'''

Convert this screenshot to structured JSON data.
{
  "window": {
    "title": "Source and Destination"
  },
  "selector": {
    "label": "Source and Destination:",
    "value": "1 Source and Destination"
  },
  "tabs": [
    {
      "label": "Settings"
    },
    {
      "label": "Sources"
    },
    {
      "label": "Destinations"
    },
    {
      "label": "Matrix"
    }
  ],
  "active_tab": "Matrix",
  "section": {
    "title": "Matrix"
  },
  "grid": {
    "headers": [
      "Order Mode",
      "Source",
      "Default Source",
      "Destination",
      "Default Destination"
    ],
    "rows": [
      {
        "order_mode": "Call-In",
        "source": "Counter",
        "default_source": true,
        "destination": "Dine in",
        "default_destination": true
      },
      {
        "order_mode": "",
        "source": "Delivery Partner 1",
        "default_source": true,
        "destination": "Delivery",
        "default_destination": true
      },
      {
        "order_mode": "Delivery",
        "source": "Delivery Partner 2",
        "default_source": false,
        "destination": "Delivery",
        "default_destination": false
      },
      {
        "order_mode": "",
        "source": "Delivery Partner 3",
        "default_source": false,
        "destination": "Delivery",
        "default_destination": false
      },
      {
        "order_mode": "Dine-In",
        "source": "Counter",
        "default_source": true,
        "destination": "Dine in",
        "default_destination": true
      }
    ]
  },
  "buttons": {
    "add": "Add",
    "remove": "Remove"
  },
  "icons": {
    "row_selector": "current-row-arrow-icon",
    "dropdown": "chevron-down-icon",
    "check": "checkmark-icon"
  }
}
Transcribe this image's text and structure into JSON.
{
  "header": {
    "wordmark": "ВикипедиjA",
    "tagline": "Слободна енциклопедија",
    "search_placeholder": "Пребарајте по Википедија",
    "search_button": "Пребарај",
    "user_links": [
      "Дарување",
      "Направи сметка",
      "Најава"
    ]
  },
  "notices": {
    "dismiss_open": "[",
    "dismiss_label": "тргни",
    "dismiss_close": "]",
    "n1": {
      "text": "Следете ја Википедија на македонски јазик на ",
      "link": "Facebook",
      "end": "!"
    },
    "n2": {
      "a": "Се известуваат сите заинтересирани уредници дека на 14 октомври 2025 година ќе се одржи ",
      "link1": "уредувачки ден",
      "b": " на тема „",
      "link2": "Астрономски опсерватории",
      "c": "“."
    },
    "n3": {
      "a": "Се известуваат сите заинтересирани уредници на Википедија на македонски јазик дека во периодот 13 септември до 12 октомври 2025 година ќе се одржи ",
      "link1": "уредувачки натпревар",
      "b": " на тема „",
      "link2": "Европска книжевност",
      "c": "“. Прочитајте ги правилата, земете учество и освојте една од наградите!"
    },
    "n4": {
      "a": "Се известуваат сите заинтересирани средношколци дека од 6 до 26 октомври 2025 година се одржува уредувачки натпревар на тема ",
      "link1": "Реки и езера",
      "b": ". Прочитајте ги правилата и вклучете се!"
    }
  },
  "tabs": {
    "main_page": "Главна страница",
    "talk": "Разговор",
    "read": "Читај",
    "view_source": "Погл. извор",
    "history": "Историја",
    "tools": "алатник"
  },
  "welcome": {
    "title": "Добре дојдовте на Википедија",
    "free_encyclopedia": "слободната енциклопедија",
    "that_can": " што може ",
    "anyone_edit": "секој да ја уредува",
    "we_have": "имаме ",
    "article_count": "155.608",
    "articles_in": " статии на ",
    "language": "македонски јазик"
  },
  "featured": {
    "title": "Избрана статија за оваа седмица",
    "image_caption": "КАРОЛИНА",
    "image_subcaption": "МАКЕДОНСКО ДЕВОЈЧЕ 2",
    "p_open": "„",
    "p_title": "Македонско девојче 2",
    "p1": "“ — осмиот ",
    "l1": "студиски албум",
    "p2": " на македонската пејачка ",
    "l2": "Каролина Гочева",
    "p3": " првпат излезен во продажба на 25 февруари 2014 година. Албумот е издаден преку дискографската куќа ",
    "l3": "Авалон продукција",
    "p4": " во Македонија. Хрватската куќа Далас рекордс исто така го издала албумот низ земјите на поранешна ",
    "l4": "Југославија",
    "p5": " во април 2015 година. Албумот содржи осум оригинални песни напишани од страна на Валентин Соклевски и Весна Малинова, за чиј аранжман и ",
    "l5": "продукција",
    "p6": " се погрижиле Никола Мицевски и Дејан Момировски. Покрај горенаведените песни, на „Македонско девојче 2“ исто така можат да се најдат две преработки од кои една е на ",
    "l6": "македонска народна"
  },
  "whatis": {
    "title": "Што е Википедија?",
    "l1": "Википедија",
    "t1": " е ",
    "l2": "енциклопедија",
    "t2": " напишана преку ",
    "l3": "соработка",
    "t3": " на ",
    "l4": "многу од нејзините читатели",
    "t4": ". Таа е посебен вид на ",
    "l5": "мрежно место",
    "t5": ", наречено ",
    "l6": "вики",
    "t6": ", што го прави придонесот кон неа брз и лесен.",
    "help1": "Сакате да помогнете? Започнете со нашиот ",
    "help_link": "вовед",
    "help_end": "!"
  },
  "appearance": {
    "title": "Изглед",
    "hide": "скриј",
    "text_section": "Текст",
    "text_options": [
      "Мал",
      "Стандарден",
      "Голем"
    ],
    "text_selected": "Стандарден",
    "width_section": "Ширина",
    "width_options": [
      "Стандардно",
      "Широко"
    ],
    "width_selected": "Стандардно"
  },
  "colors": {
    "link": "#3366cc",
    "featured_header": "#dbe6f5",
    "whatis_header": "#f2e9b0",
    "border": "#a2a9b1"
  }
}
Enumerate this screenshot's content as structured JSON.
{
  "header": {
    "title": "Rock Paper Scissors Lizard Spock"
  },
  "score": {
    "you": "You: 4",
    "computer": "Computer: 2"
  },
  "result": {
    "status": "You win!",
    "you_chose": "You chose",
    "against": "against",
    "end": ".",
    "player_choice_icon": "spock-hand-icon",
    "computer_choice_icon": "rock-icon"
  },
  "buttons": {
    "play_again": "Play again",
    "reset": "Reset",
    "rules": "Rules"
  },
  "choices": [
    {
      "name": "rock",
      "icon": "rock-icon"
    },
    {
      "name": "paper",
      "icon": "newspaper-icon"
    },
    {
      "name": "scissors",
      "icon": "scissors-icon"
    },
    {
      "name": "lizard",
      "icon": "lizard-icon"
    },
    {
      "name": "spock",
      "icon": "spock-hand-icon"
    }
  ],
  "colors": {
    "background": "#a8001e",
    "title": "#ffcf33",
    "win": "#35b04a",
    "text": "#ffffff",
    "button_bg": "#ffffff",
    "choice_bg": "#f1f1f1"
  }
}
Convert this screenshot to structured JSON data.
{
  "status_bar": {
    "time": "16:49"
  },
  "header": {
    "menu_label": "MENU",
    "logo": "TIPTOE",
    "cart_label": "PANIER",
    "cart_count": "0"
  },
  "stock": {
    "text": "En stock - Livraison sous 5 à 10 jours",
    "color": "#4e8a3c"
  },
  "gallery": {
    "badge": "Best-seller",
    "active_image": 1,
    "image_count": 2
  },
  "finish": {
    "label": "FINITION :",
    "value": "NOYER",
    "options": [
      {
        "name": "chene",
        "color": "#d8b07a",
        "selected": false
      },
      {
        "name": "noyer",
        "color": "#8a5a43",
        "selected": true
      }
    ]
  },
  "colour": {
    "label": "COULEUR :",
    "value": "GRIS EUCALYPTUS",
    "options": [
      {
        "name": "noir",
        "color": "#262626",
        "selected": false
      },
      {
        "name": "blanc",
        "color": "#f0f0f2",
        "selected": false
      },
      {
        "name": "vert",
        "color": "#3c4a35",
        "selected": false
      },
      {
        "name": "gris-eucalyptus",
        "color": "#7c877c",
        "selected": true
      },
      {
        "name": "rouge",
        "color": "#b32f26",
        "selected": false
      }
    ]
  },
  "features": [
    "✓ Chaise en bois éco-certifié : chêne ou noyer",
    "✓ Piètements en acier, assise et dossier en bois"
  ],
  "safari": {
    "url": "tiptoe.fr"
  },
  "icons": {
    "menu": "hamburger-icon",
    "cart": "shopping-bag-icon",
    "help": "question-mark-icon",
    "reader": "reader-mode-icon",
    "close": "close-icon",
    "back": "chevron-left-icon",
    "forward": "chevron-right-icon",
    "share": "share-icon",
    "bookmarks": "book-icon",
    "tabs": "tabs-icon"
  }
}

'''

**WHAT IS ASKED**
Read the entries and show each line that mentions "bois".

**REPLY TO THE EXERCISE**
    "✓ Chaise en bois éco-certifié : chêne ou noyer",
    "✓ Piètements en acier, assise et dossier en bois"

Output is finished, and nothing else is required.